What to work on:
Reproduce every line of the records below word for word, without adding, dropping, or changing anything.

Supplied data:
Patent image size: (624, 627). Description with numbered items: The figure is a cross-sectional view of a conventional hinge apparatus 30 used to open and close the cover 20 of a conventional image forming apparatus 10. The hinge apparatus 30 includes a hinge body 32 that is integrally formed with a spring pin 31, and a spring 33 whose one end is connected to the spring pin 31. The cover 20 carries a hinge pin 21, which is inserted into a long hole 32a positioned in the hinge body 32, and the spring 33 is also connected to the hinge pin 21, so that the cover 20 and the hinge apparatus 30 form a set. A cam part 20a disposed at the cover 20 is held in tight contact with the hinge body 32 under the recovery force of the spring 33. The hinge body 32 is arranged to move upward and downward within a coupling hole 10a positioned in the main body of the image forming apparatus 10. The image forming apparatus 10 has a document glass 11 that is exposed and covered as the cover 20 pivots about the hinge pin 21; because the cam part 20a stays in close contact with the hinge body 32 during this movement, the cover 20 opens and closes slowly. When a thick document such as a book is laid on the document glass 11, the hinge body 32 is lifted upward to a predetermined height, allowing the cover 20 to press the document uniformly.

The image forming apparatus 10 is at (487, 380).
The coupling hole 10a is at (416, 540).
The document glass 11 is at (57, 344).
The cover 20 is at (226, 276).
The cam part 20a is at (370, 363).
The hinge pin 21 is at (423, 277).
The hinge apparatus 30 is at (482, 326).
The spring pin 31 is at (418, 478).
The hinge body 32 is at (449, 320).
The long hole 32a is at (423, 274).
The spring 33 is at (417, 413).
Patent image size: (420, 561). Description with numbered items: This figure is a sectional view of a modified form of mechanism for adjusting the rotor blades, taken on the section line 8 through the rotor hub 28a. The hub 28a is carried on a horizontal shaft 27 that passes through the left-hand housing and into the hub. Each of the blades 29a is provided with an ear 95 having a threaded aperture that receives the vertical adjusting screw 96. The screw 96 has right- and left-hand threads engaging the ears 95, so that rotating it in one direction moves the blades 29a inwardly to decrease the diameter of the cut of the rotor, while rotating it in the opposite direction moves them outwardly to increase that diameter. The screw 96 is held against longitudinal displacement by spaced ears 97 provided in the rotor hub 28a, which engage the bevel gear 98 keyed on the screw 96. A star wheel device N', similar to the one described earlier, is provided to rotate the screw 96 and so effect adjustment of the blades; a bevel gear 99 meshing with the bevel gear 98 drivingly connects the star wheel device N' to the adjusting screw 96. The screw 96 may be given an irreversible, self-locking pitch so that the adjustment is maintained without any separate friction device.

Final result:
Patent image size: (624, 627). Description with numbered items: The figure is a cross-sectional view of a conventional hinge apparatus 30 used to open and close the cover 20 of a conventional image forming apparatus 10. The hinge apparatus 30 includes a hinge body 32 that is integrally formed with a spring pin 31, and a spring 33 whose one end is connected to the spring pin 31. The cover 20 carries a hinge pin 21, which is inserted into a long hole 32a positioned in the hinge body 32, and the spring 33 is also connected to the hinge pin 21, so that the cover 20 and the hinge apparatus 30 form a set. A cam part 20a disposed at the cover 20 is held in tight contact with the hinge body 32 under the recovery force of the spring 33. The hinge body 32 is arranged to move upward and downward within a coupling hole 10a positioned in the main body of the image forming apparatus 10. The image forming apparatus 10 has a document glass 11 that is exposed and covered as the cover 20 pivots about the hinge pin 21; because the cam part 20a stays in close contact with the hinge body 32 during this movement, the cover 20 opens and closes slowly. When a thick document such as a book is laid on the document glass 11, the hinge body 32 is lifted upward to a predetermined height, allowing the cover 20 to press the document uniformly.

The image forming apparatus 10 is at (487, 380).
The coupling hole 10a is at (416, 540).
The document glass 11 is at (57, 344).
The cover 20 is at (226, 276).
The cam part 20a is at (370, 363).
The hinge pin 21 is at (423, 277).
The hinge apparatus 30 is at (482, 326).
The spring pin 31 is at (418, 478).
The hinge body 32 is at (449, 320).
The long hole 32a is at (423, 274).
The spring 33 is at (417, 413).
Patent image size: (420, 561). Description with numbered items: This figure is a sectional view of a modified form of mechanism for adjusting the rotor blades, taken on the section line 8 through the rotor hub 28a. The hub 28a is carried on a horizontal shaft 27 that passes through the left-hand housing and into the hub. Each of the blades 29a is provided with an ear 95 having a threaded aperture that receives the vertical adjusting screw 96. The screw 96 has right- and left-hand threads engaging the ears 95, so that rotating it in one direction moves the blades 29a inwardly to decrease the diameter of the cut of the rotor, while rotating it in the opposite direction moves them outwardly to increase that diameter. The screw 96 is held against longitudinal displacement by spaced ears 97 provided in the rotor hub 28a, which engage the bevel gear 98 keyed on the screw 96. A star wheel device N', similar to the one described earlier, is provided to rotate the screw 96 and so effect adjustment of the blades; a bevel gear 99 meshing with the bevel gear 98 drivingly connects the star wheel device N' to the adjusting screw 96. The screw 96 may be given an irreversible, self-locking pitch so that the adjustment is maintained without any separate friction device.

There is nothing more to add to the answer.